> [WHAT IS BEING ASKED]: Locate all lines with the word "JSON". Copy them.

[Records about charts and figures]
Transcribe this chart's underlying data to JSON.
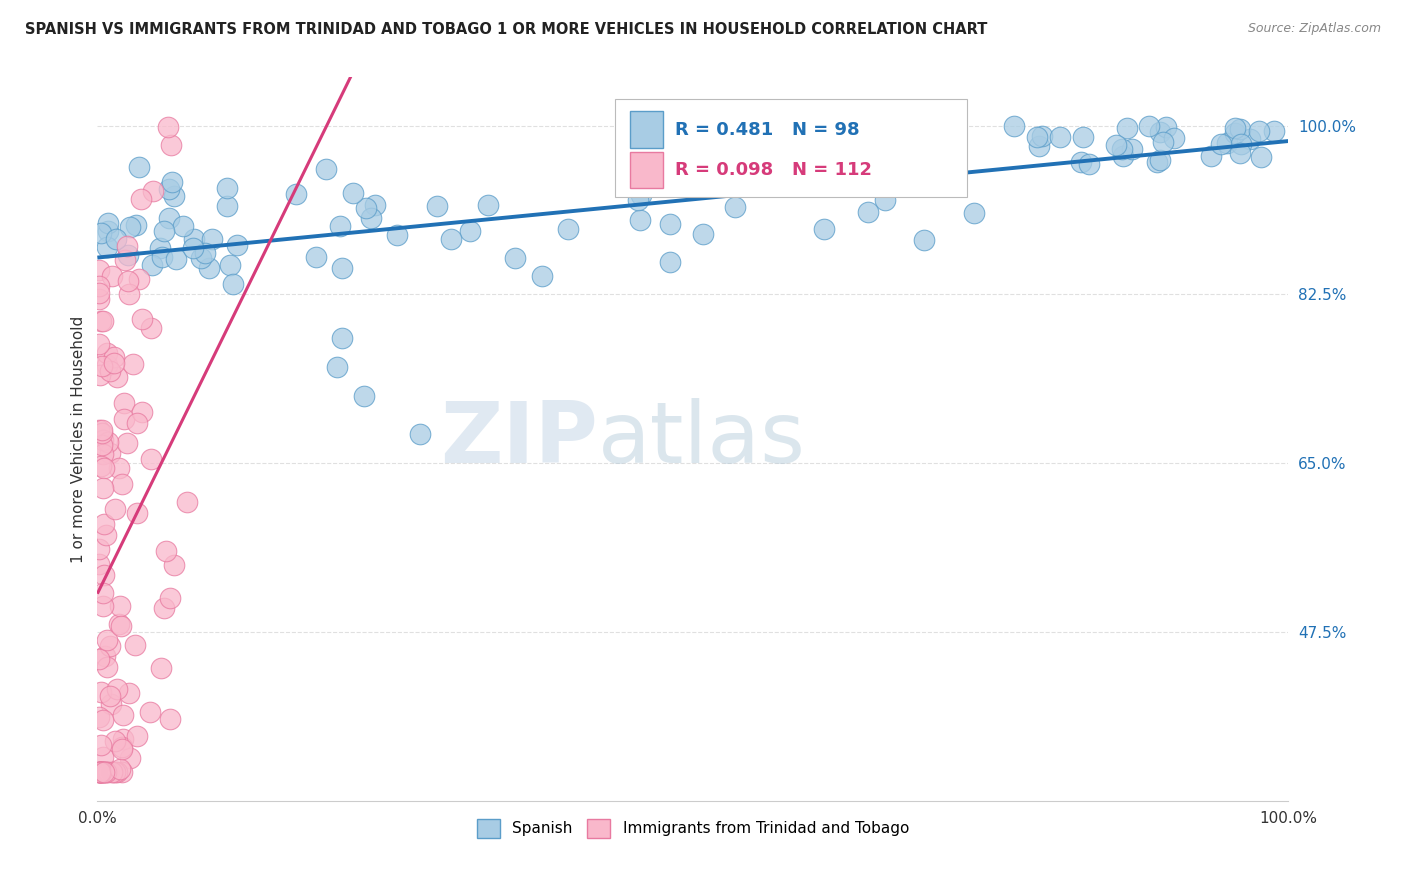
{
  "title": "SPANISH VS IMMIGRANTS FROM TRINIDAD AND TOBAGO 1 OR MORE VEHICLES IN HOUSEHOLD CORRELATION CHART",
  "source": "Source: ZipAtlas.com",
  "ylabel": "1 or more Vehicles in Household",
  "ytick_labels": [
    "100.0%",
    "82.5%",
    "65.0%",
    "47.5%"
  ],
  "ytick_values": [
    1.0,
    0.825,
    0.65,
    0.475
  ],
  "xlim": [
    0.0,
    1.0
  ],
  "ylim": [
    0.3,
    1.05
  ],
  "legend_label1": "Spanish",
  "legend_label2": "Immigrants from Trinidad and Tobago",
  "r1": 0.481,
  "n1": 98,
  "r2": 0.098,
  "n2": 112,
  "blue_fill": "#a8cce4",
  "blue_edge": "#5b9dc9",
  "pink_fill": "#f9b8cb",
  "pink_edge": "#e87aa0",
  "blue_line_color": "#2171b5",
  "pink_line_color": "#d63b7a",
  "watermark_zip": "ZIP",
  "watermark_atlas": "atlas",
  "background_color": "#ffffff",
  "grid_color": "#e0e0e0"
}
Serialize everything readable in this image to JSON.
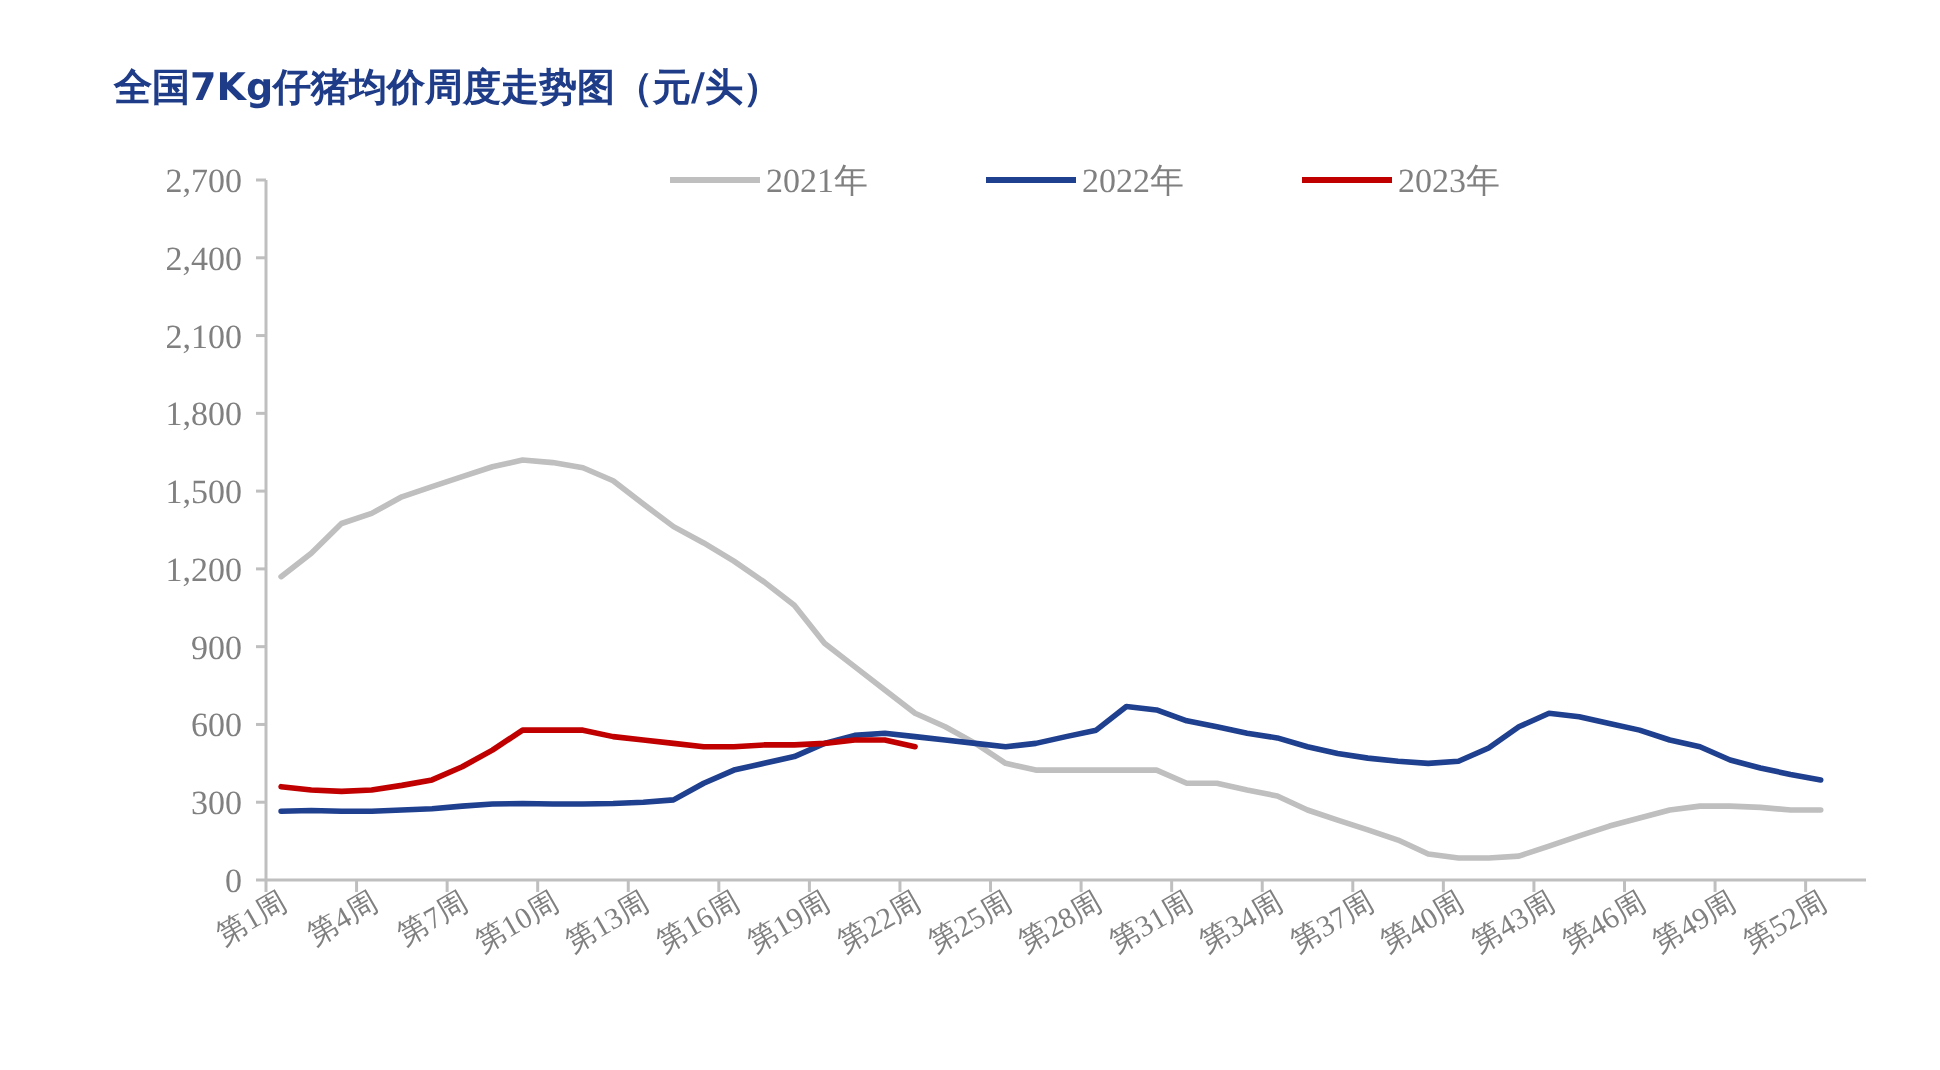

> [PROBLEM SOLUTION]:
Transcribe this chart's underlying data to JSON.
Serialize everything readable in this image to JSON.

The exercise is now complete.